— start of PROVIDED DATA —

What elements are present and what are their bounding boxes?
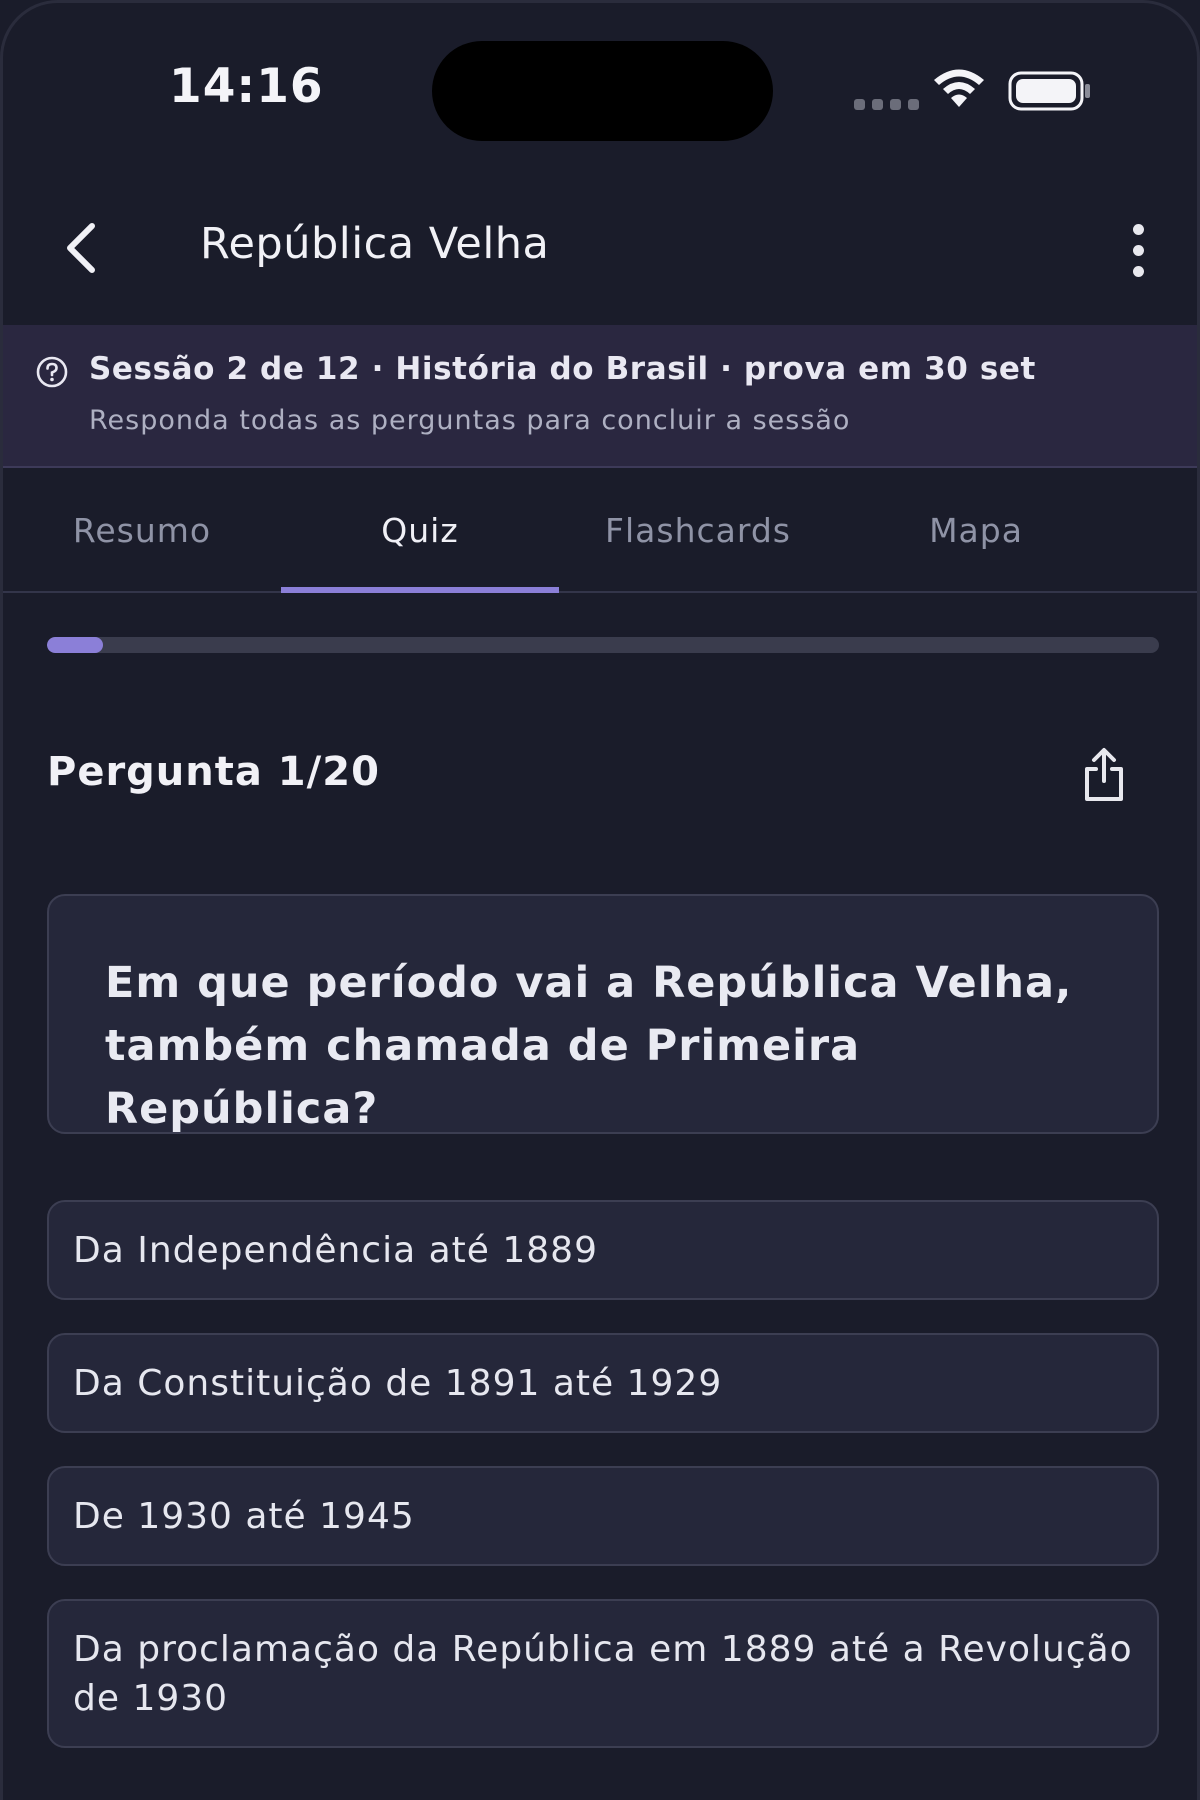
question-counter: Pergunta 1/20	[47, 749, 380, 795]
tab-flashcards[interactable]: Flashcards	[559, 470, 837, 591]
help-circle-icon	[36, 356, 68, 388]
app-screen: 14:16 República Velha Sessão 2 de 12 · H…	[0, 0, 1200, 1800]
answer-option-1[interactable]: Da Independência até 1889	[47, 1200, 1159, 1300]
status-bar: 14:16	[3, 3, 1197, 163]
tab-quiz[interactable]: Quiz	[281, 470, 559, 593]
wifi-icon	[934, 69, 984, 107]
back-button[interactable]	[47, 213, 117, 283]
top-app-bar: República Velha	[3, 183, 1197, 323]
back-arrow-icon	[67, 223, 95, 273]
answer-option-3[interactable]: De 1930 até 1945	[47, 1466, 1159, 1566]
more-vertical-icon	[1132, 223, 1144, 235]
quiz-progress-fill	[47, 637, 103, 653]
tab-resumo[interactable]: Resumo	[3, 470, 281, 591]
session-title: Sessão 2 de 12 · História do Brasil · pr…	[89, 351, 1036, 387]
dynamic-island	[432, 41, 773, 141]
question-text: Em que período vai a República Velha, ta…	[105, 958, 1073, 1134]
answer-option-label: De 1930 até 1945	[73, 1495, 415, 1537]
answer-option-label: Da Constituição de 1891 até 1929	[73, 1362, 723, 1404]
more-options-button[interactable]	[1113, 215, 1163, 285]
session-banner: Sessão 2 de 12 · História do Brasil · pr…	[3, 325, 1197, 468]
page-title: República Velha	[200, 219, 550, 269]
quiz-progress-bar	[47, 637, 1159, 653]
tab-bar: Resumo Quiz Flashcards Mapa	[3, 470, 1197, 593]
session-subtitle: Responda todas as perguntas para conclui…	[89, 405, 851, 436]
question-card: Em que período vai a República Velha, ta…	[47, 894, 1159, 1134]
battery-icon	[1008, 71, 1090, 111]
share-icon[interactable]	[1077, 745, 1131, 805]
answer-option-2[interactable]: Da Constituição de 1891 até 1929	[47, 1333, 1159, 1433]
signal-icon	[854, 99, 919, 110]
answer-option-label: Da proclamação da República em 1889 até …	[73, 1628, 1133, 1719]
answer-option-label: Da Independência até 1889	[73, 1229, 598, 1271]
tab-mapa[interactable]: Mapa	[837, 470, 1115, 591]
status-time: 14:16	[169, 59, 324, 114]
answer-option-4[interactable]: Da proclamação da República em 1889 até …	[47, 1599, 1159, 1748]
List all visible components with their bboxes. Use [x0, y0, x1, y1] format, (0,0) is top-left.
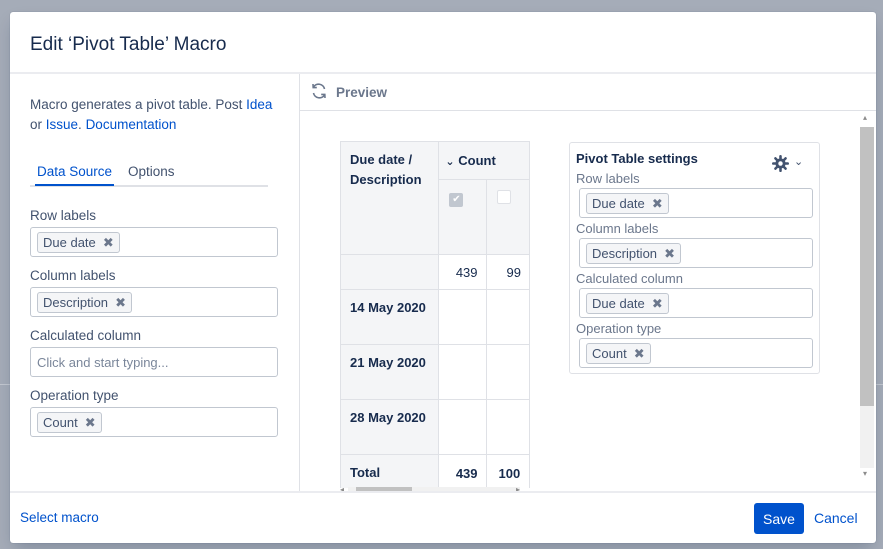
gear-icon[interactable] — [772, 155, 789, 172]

— end of PROVIDED DATA —

**WHAT THE EXERCISE ASKS**
Retype these lines exactly as they appear, leaving the pictures out of your answer.

**WRITTEN ANSWER**
What elements are present and what are their bounding boxes?
question-counter: Pergunta 1/20	[47, 749, 380, 795]
tab-flashcards[interactable]: Flashcards	[559, 470, 837, 591]
help-circle-icon	[36, 356, 68, 388]
app-screen: 14:16 República Velha Sessão 2 de 12 · H…	[0, 0, 1200, 1800]
answer-option-1[interactable]: Da Independência até 1889	[47, 1200, 1159, 1300]
status-bar: 14:16	[3, 3, 1197, 163]
tab-quiz[interactable]: Quiz	[281, 470, 559, 593]
wifi-icon	[934, 69, 984, 107]
back-button[interactable]	[47, 213, 117, 283]
top-app-bar: República Velha	[3, 183, 1197, 323]
back-arrow-icon	[67, 223, 95, 273]
answer-option-3[interactable]: De 1930 até 1945	[47, 1466, 1159, 1566]
more-vertical-icon	[1132, 223, 1144, 235]
quiz-progress-fill	[47, 637, 103, 653]
tab-resumo[interactable]: Resumo	[3, 470, 281, 591]
session-title: Sessão 2 de 12 · História do Brasil · pr…	[89, 351, 1036, 387]
dynamic-island	[432, 41, 773, 141]
question-text: Em que período vai a República Velha, ta…	[105, 958, 1073, 1134]
answer-option-label: De 1930 até 1945	[73, 1495, 415, 1537]
answer-option-label: Da Constituição de 1891 até 1929	[73, 1362, 723, 1404]
more-options-button[interactable]	[1113, 215, 1163, 285]
session-banner: Sessão 2 de 12 · História do Brasil · pr…	[3, 325, 1197, 468]
page-title: República Velha	[200, 219, 550, 269]
quiz-progress-bar	[47, 637, 1159, 653]
tab-bar: Resumo Quiz Flashcards Mapa	[3, 470, 1197, 593]
session-subtitle: Responda todas as perguntas para conclui…	[89, 405, 851, 436]
question-card: Em que período vai a República Velha, ta…	[47, 894, 1159, 1134]
battery-icon	[1008, 71, 1090, 111]
share-icon[interactable]	[1077, 745, 1131, 805]
answer-option-2[interactable]: Da Constituição de 1891 até 1929	[47, 1333, 1159, 1433]
signal-icon	[854, 99, 919, 110]
answer-option-label: Da proclamação da República em 1889 até …	[73, 1628, 1133, 1719]
answer-option-label: Da Independência até 1889	[73, 1229, 598, 1271]
tab-mapa[interactable]: Mapa	[837, 470, 1115, 591]
status-time: 14:16	[169, 59, 324, 114]
answer-option-4[interactable]: Da proclamação da República em 1889 até …	[47, 1599, 1159, 1748]
List all visible components with their bboxes. Use [x0, y0, x1, y1] format, (0,0) is top-left.
gear-icon[interactable] — [772, 155, 789, 172]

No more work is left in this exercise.